▸ THE PROBLEM
Give the number of lines in the listing below that include the word "name", with nothing more.
---------- INPUT MATERIAL
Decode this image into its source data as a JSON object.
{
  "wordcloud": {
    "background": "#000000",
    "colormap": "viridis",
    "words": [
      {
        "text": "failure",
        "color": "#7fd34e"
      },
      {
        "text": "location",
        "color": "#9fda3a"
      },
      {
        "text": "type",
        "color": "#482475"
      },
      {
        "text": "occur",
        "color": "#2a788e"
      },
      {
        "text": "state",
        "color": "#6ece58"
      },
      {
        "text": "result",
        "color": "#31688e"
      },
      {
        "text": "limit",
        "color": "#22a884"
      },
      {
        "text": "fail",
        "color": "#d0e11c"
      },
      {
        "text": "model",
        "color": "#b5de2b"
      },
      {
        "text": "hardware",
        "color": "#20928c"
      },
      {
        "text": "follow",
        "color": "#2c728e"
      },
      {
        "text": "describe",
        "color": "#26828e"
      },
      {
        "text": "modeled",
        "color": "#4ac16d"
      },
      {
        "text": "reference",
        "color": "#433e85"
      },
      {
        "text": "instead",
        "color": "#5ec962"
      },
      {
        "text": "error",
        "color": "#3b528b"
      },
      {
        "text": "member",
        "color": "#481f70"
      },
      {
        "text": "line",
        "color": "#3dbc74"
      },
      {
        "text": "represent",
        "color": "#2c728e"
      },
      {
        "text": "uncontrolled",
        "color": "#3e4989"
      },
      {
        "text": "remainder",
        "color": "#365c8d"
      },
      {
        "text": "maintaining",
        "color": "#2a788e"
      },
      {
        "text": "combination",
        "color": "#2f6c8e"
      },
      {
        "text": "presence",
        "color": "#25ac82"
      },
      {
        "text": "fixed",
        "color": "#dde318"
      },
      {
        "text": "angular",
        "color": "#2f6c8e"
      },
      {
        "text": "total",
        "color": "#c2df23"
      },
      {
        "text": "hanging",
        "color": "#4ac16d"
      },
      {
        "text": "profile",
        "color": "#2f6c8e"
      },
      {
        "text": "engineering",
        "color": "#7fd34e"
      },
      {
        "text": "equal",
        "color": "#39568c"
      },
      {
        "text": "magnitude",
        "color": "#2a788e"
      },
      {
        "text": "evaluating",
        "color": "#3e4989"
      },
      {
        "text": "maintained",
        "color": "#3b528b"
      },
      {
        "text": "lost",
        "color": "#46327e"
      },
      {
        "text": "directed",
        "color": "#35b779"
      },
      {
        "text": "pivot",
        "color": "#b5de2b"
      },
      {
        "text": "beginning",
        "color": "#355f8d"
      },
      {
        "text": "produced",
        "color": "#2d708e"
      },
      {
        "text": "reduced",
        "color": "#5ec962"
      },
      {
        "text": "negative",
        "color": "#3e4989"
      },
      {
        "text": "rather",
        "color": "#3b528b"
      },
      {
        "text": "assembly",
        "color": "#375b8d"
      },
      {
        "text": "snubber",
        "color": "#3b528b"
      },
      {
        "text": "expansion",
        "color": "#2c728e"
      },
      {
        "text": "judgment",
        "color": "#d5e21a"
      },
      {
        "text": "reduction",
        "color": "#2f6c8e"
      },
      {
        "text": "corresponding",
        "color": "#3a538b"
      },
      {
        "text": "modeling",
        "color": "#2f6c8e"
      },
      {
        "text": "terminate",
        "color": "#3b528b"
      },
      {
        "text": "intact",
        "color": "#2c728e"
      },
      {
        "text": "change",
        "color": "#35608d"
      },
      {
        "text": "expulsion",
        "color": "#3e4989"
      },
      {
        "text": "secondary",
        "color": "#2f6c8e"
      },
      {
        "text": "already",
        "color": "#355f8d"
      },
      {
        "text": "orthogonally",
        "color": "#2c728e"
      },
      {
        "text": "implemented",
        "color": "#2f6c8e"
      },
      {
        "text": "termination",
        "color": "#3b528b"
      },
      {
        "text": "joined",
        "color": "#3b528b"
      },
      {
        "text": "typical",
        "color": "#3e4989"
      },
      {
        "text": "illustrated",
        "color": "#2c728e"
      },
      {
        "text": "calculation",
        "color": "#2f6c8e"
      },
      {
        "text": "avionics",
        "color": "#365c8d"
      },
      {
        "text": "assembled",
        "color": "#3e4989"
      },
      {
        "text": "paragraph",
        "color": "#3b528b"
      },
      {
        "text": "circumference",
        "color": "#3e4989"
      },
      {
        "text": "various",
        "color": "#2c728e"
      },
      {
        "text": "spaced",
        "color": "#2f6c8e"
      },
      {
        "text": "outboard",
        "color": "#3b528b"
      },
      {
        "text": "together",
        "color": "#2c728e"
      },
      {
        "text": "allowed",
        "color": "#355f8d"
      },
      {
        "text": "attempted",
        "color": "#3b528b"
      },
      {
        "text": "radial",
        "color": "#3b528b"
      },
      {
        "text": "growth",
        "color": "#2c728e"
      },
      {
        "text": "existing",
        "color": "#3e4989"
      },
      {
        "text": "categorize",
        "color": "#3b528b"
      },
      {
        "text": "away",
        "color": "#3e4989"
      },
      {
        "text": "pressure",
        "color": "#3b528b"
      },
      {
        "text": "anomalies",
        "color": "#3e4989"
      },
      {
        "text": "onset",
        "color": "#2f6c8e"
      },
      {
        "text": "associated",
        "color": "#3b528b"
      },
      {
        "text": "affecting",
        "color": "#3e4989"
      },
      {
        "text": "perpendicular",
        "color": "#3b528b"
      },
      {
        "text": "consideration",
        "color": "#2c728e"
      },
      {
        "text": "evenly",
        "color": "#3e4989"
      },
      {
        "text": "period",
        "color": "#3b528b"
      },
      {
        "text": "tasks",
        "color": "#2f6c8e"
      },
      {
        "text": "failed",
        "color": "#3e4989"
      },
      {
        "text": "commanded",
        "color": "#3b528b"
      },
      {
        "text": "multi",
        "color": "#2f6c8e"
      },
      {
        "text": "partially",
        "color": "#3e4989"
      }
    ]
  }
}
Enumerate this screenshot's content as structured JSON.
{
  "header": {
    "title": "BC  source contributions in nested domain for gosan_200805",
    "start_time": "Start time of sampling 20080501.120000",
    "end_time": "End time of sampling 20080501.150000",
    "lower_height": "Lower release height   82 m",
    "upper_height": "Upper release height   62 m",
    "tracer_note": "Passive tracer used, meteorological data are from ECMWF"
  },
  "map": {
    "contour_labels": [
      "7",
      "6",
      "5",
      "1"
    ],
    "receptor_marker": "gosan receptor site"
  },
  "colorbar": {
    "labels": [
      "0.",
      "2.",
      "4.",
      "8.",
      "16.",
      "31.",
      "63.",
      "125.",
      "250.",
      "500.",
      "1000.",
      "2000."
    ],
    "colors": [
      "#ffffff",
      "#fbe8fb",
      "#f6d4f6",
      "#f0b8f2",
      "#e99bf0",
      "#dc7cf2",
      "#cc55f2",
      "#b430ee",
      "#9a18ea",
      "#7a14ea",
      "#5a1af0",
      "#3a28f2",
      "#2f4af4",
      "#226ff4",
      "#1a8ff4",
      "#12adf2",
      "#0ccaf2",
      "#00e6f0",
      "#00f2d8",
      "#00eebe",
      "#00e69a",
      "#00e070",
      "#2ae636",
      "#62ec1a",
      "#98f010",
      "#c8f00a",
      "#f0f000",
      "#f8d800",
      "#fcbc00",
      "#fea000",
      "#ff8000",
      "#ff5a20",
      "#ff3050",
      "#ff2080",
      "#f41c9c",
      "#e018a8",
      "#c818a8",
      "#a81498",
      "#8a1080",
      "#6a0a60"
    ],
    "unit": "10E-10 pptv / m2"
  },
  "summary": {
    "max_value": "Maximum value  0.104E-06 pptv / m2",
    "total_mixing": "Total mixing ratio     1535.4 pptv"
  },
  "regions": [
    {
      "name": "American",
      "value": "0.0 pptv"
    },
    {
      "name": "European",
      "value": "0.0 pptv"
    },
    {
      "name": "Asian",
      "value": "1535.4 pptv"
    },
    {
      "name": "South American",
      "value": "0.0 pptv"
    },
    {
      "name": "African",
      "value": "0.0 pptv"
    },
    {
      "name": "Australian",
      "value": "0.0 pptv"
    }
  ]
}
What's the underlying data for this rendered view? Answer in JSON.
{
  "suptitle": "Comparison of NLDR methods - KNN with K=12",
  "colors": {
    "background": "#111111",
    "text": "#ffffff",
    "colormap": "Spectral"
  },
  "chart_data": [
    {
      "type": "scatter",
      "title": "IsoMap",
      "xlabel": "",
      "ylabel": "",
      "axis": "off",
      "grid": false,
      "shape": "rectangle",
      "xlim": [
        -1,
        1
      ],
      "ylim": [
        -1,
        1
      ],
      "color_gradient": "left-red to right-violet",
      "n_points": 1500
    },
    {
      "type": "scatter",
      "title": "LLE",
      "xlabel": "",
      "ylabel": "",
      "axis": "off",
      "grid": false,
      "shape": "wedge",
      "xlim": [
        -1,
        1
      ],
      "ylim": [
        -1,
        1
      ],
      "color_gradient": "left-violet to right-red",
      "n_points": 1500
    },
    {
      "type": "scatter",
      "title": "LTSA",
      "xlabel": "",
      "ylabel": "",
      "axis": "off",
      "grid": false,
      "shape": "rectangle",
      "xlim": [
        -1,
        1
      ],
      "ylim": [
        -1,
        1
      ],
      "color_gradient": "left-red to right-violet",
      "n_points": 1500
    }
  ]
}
--------------------
▸ RESULT FOR THIS TASK
6